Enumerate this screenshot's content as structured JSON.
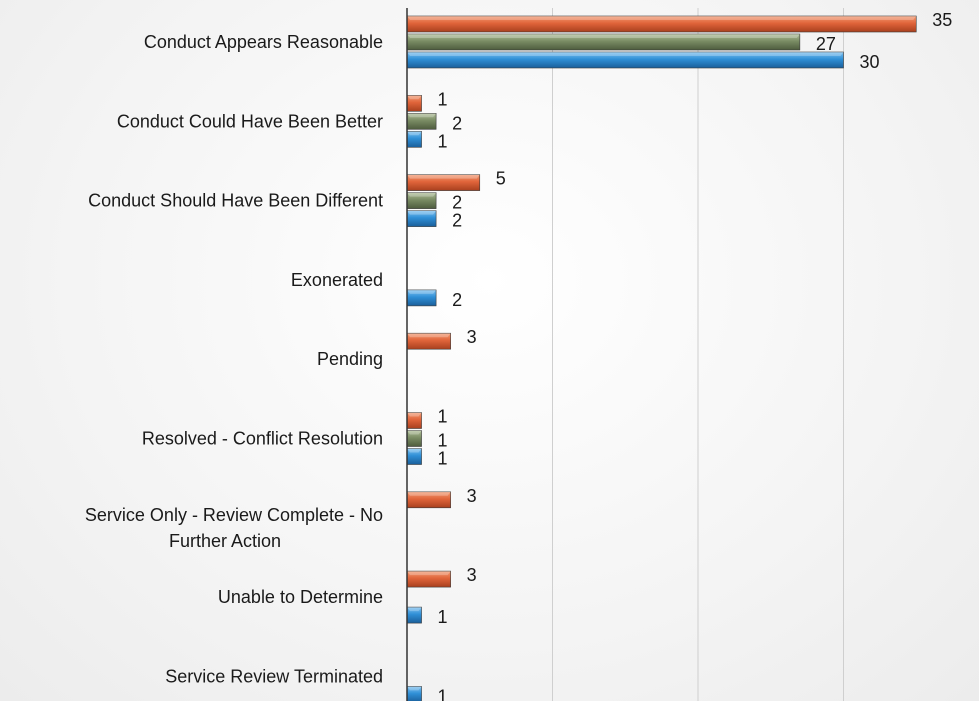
{
  "chart_data": {
    "type": "bar",
    "orientation": "horizontal",
    "categories": [
      "Conduct Appears Reasonable",
      "Conduct Could Have Been Better",
      "Conduct Should Have Been Different",
      "Exonerated",
      "Pending",
      "Resolved - Conflict Resolution",
      "Service Only - Review Complete - No Further Action",
      "Unable to Determine",
      "Service Review Terminated"
    ],
    "category_lines": [
      [
        "Conduct Appears Reasonable"
      ],
      [
        "Conduct Could Have Been Better"
      ],
      [
        "Conduct Should Have Been Different"
      ],
      [
        "Exonerated"
      ],
      [
        "Pending"
      ],
      [
        "Resolved - Conflict Resolution"
      ],
      [
        "Service Only - Review Complete - No",
        "Further Action"
      ],
      [
        "Unable to Determine"
      ],
      [
        "Service Review Terminated"
      ]
    ],
    "series": [
      {
        "color": "#e0643a",
        "values": [
          35,
          1,
          5,
          null,
          3,
          1,
          3,
          3,
          null
        ]
      },
      {
        "color": "#7a8c64",
        "values": [
          27,
          2,
          2,
          null,
          null,
          1,
          null,
          null,
          null
        ]
      },
      {
        "color": "#2f8fd6",
        "values": [
          30,
          1,
          2,
          2,
          null,
          1,
          null,
          1,
          1
        ]
      }
    ],
    "xlim": [
      0,
      40
    ],
    "grid": true,
    "legend": "none",
    "data_labels": true
  }
}
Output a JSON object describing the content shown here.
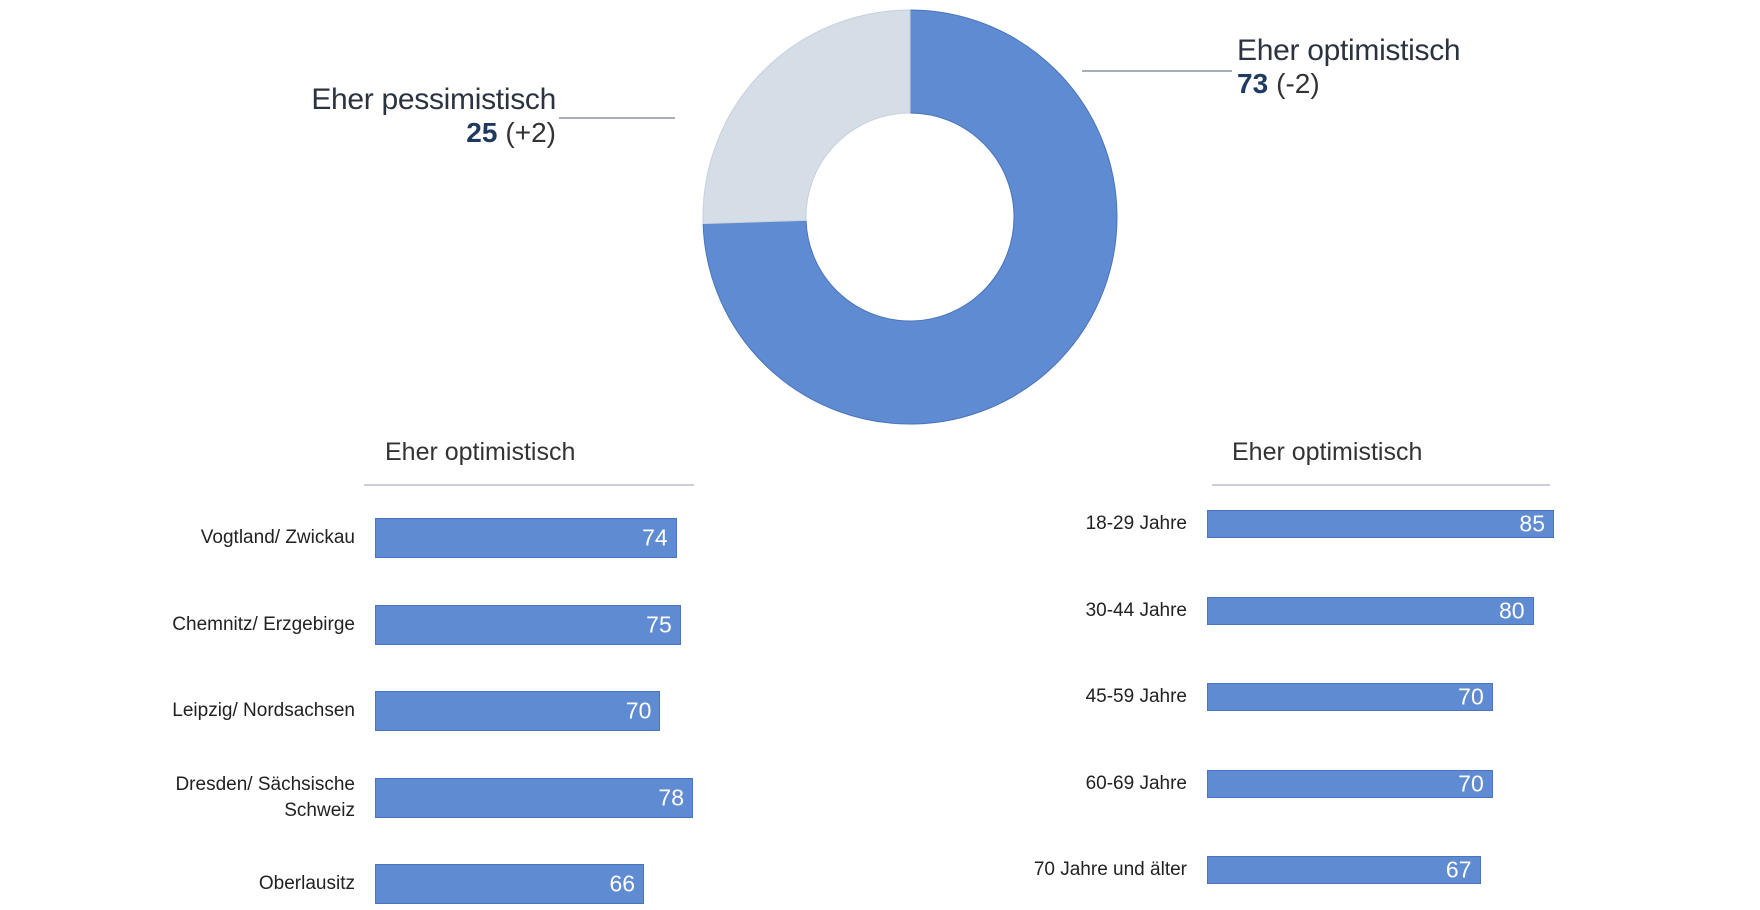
{
  "chart_data": [
    {
      "type": "pie",
      "donut": true,
      "title": "",
      "slices": [
        {
          "label": "Eher optimistisch",
          "value": 73,
          "change": "(-2)",
          "color": "#5f8bd2"
        },
        {
          "label": "Eher pessimistisch",
          "value": 25,
          "change": "(+2)",
          "color": "#d5dde7"
        }
      ]
    },
    {
      "type": "bar",
      "orientation": "horizontal",
      "title": "Eher optimistisch",
      "categories": [
        "Vogtland/ Zwickau",
        "Chemnitz/ Erzgebirge",
        "Leipzig/ Nordsachsen",
        "Dresden/ Sächsische Schweiz",
        "Oberlausitz"
      ],
      "values": [
        74,
        75,
        70,
        78,
        66
      ],
      "xlim": [
        0,
        78
      ],
      "color": "#5f8bd2"
    },
    {
      "type": "bar",
      "orientation": "horizontal",
      "title": "Eher optimistisch",
      "categories": [
        "18-29 Jahre",
        "30-44 Jahre",
        "45-59 Jahre",
        "60-69 Jahre",
        "70 Jahre und älter"
      ],
      "values": [
        85,
        80,
        70,
        70,
        67
      ],
      "xlim": [
        0,
        85
      ],
      "color": "#5f8bd2"
    }
  ]
}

┄┄┄┄┄┄

> **STATED TASK**
In the entries above, how many lines hold the word "Service"? State the number and nothing else.

> **THE REPLY**
4